Exactly repeat the full listing that follows.
* begin Records *
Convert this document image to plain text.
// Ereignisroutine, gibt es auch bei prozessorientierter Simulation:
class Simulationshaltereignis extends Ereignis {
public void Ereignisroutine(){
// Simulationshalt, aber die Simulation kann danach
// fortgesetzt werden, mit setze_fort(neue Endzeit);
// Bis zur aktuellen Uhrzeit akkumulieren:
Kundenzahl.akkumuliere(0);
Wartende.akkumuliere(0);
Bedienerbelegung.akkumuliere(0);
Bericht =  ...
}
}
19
* end Records *
Written response —
Convert this document image to plain text.
// Ereignisroutine, gibt es auch bei prozessorientierter Simulation:
class Simulationshaltereignis extends Ereignis {
public void Ereignisroutine(){
// Simulationshalt, aber die Simulation kann danach
// fortgesetzt werden, mit setze_fort(neue Endzeit);
// Bis zur aktuellen Uhrzeit akkumulieren:
Kundenzahl.akkumuliere(0);
Wartende.akkumuliere(0);
Bedienerbelegung.akkumuliere(0);
Bericht =  ...
}
}
19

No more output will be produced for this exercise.